Source records
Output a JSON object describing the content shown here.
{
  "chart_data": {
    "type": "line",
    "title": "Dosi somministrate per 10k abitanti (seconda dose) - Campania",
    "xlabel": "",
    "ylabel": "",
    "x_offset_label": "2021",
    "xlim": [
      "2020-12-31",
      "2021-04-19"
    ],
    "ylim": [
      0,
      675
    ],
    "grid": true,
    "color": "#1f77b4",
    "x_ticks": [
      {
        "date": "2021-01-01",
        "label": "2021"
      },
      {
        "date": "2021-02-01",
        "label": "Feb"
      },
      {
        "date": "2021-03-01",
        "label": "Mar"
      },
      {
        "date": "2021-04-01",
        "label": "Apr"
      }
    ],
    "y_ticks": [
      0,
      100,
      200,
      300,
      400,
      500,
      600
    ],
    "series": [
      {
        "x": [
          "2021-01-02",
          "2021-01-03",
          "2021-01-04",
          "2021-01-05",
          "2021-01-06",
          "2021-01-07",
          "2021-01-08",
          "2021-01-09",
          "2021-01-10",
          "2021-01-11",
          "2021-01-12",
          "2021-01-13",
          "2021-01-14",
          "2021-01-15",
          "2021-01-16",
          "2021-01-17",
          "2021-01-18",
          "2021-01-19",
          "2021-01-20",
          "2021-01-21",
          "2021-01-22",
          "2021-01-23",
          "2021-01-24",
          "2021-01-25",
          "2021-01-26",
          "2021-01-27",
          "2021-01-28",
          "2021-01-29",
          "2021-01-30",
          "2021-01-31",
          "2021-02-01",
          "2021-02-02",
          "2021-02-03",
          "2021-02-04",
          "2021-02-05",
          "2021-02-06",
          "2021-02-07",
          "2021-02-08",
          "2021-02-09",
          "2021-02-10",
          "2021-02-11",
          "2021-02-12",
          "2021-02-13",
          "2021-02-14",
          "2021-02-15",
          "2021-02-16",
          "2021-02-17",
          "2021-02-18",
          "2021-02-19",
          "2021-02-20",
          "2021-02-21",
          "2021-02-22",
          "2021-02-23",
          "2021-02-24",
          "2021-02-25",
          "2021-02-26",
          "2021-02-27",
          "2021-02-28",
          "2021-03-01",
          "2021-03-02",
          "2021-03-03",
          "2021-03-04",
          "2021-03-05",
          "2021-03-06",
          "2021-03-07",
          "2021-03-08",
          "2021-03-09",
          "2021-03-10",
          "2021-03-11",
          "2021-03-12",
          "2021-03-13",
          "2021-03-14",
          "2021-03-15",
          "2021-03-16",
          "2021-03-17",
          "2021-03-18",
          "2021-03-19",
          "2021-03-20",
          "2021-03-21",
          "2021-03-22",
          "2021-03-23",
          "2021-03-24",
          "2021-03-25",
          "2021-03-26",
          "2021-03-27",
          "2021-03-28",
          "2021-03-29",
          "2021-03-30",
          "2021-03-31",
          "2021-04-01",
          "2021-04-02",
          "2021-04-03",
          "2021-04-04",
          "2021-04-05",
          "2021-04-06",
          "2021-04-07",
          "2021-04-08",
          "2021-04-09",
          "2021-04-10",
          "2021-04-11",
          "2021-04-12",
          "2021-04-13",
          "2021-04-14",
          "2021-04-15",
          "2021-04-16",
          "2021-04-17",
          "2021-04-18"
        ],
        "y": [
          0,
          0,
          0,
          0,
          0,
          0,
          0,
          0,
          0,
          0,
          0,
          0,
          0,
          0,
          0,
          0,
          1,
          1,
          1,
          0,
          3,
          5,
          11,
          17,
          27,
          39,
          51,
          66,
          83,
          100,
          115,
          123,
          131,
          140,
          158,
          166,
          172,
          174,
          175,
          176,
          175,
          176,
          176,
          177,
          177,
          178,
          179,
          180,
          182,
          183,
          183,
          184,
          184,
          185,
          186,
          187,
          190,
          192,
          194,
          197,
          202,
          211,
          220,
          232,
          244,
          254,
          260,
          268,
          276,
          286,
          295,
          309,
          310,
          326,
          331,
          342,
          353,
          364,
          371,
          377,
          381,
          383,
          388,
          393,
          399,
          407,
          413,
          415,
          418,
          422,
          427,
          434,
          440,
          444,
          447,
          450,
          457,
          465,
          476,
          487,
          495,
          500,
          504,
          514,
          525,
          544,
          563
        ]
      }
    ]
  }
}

■ **THE PROBLEM**
Print out all the entries precisely as written.

■ **EXERCISE RESPONSE**
Output a JSON object describing the content shown here.
{
  "chart_data": {
    "type": "line",
    "title": "Dosi somministrate per 10k abitanti (seconda dose) - Campania",
    "xlabel": "",
    "ylabel": "",
    "x_offset_label": "2021",
    "xlim": [
      "2020-12-31",
      "2021-04-19"
    ],
    "ylim": [
      0,
      675
    ],
    "grid": true,
    "color": "#1f77b4",
    "x_ticks": [
      {
        "date": "2021-01-01",
        "label": "2021"
      },
      {
        "date": "2021-02-01",
        "label": "Feb"
      },
      {
        "date": "2021-03-01",
        "label": "Mar"
      },
      {
        "date": "2021-04-01",
        "label": "Apr"
      }
    ],
    "y_ticks": [
      0,
      100,
      200,
      300,
      400,
      500,
      600
    ],
    "series": [
      {
        "x": [
          "2021-01-02",
          "2021-01-03",
          "2021-01-04",
          "2021-01-05",
          "2021-01-06",
          "2021-01-07",
          "2021-01-08",
          "2021-01-09",
          "2021-01-10",
          "2021-01-11",
          "2021-01-12",
          "2021-01-13",
          "2021-01-14",
          "2021-01-15",
          "2021-01-16",
          "2021-01-17",
          "2021-01-18",
          "2021-01-19",
          "2021-01-20",
          "2021-01-21",
          "2021-01-22",
          "2021-01-23",
          "2021-01-24",
          "2021-01-25",
          "2021-01-26",
          "2021-01-27",
          "2021-01-28",
          "2021-01-29",
          "2021-01-30",
          "2021-01-31",
          "2021-02-01",
          "2021-02-02",
          "2021-02-03",
          "2021-02-04",
          "2021-02-05",
          "2021-02-06",
          "2021-02-07",
          "2021-02-08",
          "2021-02-09",
          "2021-02-10",
          "2021-02-11",
          "2021-02-12",
          "2021-02-13",
          "2021-02-14",
          "2021-02-15",
          "2021-02-16",
          "2021-02-17",
          "2021-02-18",
          "2021-02-19",
          "2021-02-20",
          "2021-02-21",
          "2021-02-22",
          "2021-02-23",
          "2021-02-24",
          "2021-02-25",
          "2021-02-26",
          "2021-02-27",
          "2021-02-28",
          "2021-03-01",
          "2021-03-02",
          "2021-03-03",
          "2021-03-04",
          "2021-03-05",
          "2021-03-06",
          "2021-03-07",
          "2021-03-08",
          "2021-03-09",
          "2021-03-10",
          "2021-03-11",
          "2021-03-12",
          "2021-03-13",
          "2021-03-14",
          "2021-03-15",
          "2021-03-16",
          "2021-03-17",
          "2021-03-18",
          "2021-03-19",
          "2021-03-20",
          "2021-03-21",
          "2021-03-22",
          "2021-03-23",
          "2021-03-24",
          "2021-03-25",
          "2021-03-26",
          "2021-03-27",
          "2021-03-28",
          "2021-03-29",
          "2021-03-30",
          "2021-03-31",
          "2021-04-01",
          "2021-04-02",
          "2021-04-03",
          "2021-04-04",
          "2021-04-05",
          "2021-04-06",
          "2021-04-07",
          "2021-04-08",
          "2021-04-09",
          "2021-04-10",
          "2021-04-11",
          "2021-04-12",
          "2021-04-13",
          "2021-04-14",
          "2021-04-15",
          "2021-04-16",
          "2021-04-17",
          "2021-04-18"
        ],
        "y": [
          0,
          0,
          0,
          0,
          0,
          0,
          0,
          0,
          0,
          0,
          0,
          0,
          0,
          0,
          0,
          0,
          1,
          1,
          1,
          0,
          3,
          5,
          11,
          17,
          27,
          39,
          51,
          66,
          83,
          100,
          115,
          123,
          131,
          140,
          158,
          166,
          172,
          174,
          175,
          176,
          175,
          176,
          176,
          177,
          177,
          178,
          179,
          180,
          182,
          183,
          183,
          184,
          184,
          185,
          186,
          187,
          190,
          192,
          194,
          197,
          202,
          211,
          220,
          232,
          244,
          254,
          260,
          268,
          276,
          286,
          295,
          309,
          310,
          326,
          331,
          342,
          353,
          364,
          371,
          377,
          381,
          383,
          388,
          393,
          399,
          407,
          413,
          415,
          418,
          422,
          427,
          434,
          440,
          444,
          447,
          450,
          457,
          465,
          476,
          487,
          495,
          500,
          504,
          514,
          525,
          544,
          563
        ]
      }
    ]
  }
}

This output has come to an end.